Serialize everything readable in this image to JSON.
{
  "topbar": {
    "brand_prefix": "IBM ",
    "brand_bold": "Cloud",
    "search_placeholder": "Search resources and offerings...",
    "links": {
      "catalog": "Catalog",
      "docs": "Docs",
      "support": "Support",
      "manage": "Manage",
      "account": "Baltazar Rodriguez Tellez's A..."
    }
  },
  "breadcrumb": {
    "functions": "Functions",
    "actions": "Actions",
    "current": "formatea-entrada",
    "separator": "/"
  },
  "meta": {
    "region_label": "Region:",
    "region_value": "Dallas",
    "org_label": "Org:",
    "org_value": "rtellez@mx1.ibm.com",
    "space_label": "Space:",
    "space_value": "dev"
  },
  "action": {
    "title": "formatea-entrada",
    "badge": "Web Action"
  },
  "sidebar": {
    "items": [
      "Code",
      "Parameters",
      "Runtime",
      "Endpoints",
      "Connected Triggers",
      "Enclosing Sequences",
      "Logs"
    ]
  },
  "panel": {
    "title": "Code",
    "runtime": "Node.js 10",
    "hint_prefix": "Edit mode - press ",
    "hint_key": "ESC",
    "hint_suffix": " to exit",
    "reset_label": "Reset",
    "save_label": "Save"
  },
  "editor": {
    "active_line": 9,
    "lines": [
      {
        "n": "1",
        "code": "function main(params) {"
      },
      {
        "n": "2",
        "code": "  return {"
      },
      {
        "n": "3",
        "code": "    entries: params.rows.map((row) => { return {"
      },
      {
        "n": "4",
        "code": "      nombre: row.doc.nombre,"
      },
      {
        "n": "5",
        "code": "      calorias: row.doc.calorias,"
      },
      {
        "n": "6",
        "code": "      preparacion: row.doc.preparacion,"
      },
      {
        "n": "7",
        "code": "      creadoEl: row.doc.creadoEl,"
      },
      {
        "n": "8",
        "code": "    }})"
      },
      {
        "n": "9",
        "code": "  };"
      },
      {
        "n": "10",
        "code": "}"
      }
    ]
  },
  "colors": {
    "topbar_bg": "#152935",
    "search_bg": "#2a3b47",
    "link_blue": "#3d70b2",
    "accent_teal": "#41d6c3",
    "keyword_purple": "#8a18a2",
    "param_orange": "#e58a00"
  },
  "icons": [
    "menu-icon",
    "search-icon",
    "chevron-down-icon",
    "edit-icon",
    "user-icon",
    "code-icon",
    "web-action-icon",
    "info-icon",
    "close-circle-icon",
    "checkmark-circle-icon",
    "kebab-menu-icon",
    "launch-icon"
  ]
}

_ _ _ _

Extract every line above exactly as it stands.

• Worked answer
Serialize everything readable in this image to JSON.
{
  "topbar": {
    "brand_prefix": "IBM ",
    "brand_bold": "Cloud",
    "search_placeholder": "Search resources and offerings...",
    "links": {
      "catalog": "Catalog",
      "docs": "Docs",
      "support": "Support",
      "manage": "Manage",
      "account": "Baltazar Rodriguez Tellez's A..."
    }
  },
  "breadcrumb": {
    "functions": "Functions",
    "actions": "Actions",
    "current": "formatea-entrada",
    "separator": "/"
  },
  "meta": {
    "region_label": "Region:",
    "region_value": "Dallas",
    "org_label": "Org:",
    "org_value": "rtellez@mx1.ibm.com",
    "space_label": "Space:",
    "space_value": "dev"
  },
  "action": {
    "title": "formatea-entrada",
    "badge": "Web Action"
  },
  "sidebar": {
    "items": [
      "Code",
      "Parameters",
      "Runtime",
      "Endpoints",
      "Connected Triggers",
      "Enclosing Sequences",
      "Logs"
    ]
  },
  "panel": {
    "title": "Code",
    "runtime": "Node.js 10",
    "hint_prefix": "Edit mode - press ",
    "hint_key": "ESC",
    "hint_suffix": " to exit",
    "reset_label": "Reset",
    "save_label": "Save"
  },
  "editor": {
    "active_line": 9,
    "lines": [
      {
        "n": "1",
        "code": "function main(params) {"
      },
      {
        "n": "2",
        "code": "  return {"
      },
      {
        "n": "3",
        "code": "    entries: params.rows.map((row) => { return {"
      },
      {
        "n": "4",
        "code": "      nombre: row.doc.nombre,"
      },
      {
        "n": "5",
        "code": "      calorias: row.doc.calorias,"
      },
      {
        "n": "6",
        "code": "      preparacion: row.doc.preparacion,"
      },
      {
        "n": "7",
        "code": "      creadoEl: row.doc.creadoEl,"
      },
      {
        "n": "8",
        "code": "    }})"
      },
      {
        "n": "9",
        "code": "  };"
      },
      {
        "n": "10",
        "code": "}"
      }
    ]
  },
  "colors": {
    "topbar_bg": "#152935",
    "search_bg": "#2a3b47",
    "link_blue": "#3d70b2",
    "accent_teal": "#41d6c3",
    "keyword_purple": "#8a18a2",
    "param_orange": "#e58a00"
  },
  "icons": [
    "menu-icon",
    "search-icon",
    "chevron-down-icon",
    "edit-icon",
    "user-icon",
    "code-icon",
    "web-action-icon",
    "info-icon",
    "close-circle-icon",
    "checkmark-circle-icon",
    "kebab-menu-icon",
    "launch-icon"
  ]
}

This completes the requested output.